■ **Work to be completed**: The records below are to be copied word for word, with every picture left out.

■ **Entries supplied**:
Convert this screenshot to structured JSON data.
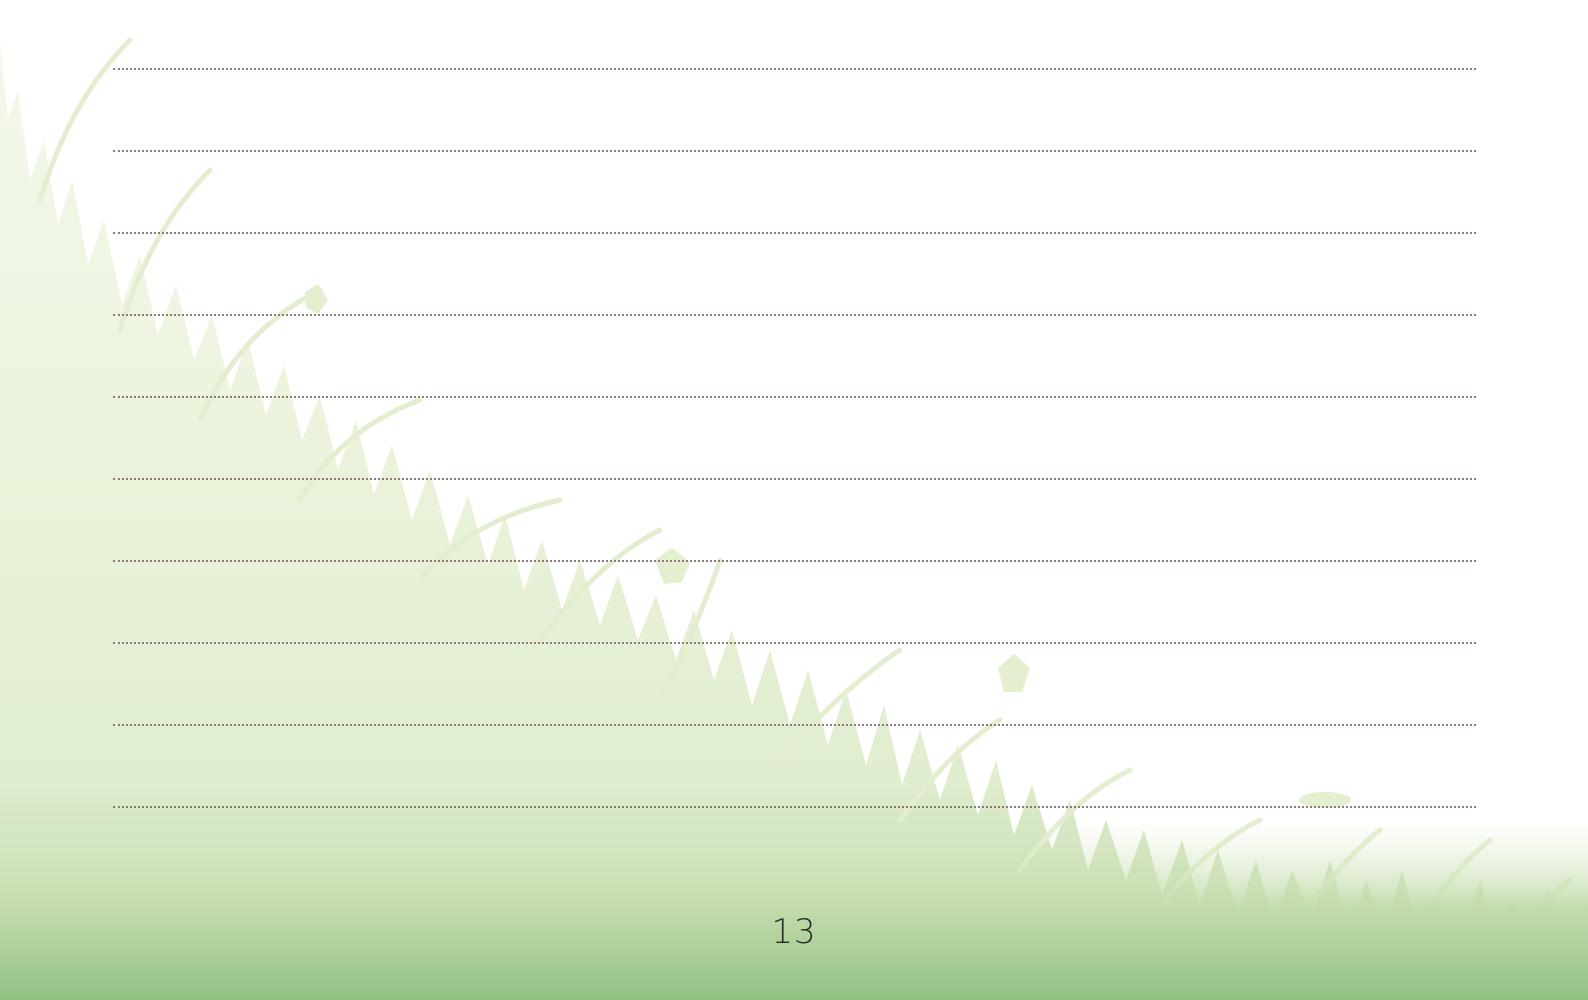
{
  "page": {
    "page_number": "13",
    "ruled_line_count": 10
  },
  "background": {
    "illustration": "grass-meadow-silhouette",
    "colors": {
      "pale_green": "#eef5e0",
      "light_green": "#dbeac6",
      "mid_green": "#b9d7a2",
      "deep_green": "#95c285",
      "rule_color": "#8b7a78"
    }
  }
}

■ **The response**:
Convert this screenshot to structured JSON data.
{
  "page": {
    "page_number": "13",
    "ruled_line_count": 10
  },
  "background": {
    "illustration": "grass-meadow-silhouette",
    "colors": {
      "pale_green": "#eef5e0",
      "light_green": "#dbeac6",
      "mid_green": "#b9d7a2",
      "deep_green": "#95c285",
      "rule_color": "#8b7a78"
    }
  }
}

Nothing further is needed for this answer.